## Start Stored data

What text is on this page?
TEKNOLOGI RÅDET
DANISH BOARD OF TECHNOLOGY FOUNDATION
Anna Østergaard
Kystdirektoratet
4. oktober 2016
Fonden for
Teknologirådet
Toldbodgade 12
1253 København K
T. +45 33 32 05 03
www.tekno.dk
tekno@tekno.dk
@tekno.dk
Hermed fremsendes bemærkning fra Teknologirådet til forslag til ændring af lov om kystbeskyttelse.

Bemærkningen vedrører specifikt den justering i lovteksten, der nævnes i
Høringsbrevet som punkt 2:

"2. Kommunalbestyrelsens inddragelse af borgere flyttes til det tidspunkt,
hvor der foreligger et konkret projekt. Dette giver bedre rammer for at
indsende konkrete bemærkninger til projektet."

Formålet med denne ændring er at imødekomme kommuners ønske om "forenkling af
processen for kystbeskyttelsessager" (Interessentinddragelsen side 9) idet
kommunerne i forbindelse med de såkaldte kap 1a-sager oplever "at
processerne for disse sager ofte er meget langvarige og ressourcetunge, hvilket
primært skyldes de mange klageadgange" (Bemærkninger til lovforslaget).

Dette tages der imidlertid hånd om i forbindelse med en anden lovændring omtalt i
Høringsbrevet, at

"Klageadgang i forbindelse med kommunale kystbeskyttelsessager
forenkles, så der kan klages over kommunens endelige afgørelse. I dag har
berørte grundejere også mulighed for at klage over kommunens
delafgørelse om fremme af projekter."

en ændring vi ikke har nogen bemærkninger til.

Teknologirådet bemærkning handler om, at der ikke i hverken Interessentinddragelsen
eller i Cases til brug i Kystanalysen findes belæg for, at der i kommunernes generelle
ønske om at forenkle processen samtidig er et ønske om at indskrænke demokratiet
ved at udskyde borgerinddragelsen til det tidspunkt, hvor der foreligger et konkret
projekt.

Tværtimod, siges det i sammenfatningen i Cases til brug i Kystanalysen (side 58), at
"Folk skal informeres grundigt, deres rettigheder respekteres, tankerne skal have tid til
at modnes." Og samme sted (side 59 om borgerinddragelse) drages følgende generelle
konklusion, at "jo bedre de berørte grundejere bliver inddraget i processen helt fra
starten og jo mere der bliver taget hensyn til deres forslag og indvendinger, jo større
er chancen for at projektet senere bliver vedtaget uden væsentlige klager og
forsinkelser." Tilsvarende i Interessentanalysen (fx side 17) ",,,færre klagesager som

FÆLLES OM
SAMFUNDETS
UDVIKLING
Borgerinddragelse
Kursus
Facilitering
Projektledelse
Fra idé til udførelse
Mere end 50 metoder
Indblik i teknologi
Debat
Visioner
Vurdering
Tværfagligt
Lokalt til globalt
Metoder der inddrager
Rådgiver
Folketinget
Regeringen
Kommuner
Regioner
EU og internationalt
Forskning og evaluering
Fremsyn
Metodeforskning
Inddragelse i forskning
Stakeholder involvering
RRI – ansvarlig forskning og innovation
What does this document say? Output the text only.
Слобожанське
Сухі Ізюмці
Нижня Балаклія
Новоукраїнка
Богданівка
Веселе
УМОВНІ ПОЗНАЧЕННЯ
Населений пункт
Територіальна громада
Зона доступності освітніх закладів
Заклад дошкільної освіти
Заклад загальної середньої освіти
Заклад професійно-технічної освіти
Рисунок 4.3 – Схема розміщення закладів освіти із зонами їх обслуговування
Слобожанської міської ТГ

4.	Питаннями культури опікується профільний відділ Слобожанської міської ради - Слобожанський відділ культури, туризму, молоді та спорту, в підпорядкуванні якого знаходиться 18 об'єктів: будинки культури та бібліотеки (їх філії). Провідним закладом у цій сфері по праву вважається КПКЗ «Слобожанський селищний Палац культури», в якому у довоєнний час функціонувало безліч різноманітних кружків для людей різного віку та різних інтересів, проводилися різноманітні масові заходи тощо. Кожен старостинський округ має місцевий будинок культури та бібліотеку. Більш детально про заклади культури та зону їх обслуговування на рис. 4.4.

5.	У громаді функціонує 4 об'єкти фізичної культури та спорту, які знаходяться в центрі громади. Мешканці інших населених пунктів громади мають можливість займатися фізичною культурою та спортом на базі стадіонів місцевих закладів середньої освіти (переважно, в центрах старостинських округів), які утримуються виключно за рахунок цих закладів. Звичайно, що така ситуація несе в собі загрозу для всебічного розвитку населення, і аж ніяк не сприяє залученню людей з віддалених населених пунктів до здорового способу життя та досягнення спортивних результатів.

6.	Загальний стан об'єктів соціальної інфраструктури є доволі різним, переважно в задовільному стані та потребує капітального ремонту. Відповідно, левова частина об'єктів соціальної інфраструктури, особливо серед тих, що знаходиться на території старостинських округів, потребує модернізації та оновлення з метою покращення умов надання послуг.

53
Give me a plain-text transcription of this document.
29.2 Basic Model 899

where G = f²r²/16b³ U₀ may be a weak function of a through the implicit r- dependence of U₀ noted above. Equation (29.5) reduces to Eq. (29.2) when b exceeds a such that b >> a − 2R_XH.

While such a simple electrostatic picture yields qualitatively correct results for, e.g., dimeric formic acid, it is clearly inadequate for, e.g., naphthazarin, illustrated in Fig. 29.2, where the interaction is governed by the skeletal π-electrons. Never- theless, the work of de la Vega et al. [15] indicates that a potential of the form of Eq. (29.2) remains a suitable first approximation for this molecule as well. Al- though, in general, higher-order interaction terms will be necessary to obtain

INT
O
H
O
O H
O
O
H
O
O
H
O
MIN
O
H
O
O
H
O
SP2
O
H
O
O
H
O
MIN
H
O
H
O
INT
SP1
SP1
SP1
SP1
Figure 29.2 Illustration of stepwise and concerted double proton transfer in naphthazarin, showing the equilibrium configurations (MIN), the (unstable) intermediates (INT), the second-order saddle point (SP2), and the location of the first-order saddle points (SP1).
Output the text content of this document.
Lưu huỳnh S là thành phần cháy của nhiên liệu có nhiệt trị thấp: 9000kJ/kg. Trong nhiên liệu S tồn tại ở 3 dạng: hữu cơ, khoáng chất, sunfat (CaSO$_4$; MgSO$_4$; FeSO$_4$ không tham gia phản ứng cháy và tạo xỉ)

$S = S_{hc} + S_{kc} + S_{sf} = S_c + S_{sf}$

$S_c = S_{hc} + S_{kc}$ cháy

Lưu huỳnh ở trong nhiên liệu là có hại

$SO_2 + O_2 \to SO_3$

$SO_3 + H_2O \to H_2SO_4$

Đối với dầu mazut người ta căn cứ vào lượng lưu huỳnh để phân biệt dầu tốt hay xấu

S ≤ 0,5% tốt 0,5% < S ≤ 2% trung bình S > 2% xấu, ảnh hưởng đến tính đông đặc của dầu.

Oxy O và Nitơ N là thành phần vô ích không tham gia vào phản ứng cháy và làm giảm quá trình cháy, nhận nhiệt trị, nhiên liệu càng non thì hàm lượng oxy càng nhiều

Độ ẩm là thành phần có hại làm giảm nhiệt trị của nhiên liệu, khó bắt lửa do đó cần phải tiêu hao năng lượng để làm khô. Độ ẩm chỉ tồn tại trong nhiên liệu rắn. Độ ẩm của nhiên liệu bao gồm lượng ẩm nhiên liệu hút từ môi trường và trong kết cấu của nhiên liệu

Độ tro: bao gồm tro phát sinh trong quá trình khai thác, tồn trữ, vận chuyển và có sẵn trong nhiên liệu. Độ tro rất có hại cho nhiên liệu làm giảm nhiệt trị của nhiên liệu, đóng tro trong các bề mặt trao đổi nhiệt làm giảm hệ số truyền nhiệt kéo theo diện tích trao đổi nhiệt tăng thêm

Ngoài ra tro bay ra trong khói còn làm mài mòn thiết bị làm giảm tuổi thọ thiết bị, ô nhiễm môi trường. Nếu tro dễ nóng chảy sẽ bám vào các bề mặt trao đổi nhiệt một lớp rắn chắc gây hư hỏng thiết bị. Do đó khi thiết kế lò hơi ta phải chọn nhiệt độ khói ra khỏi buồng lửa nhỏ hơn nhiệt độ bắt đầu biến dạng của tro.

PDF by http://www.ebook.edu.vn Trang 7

## End Stored data

> **Stated goal**
Among the entries above, how many lines hold the string "Output"? Respond with nothing but the number.

> **Answer to this exercise**
2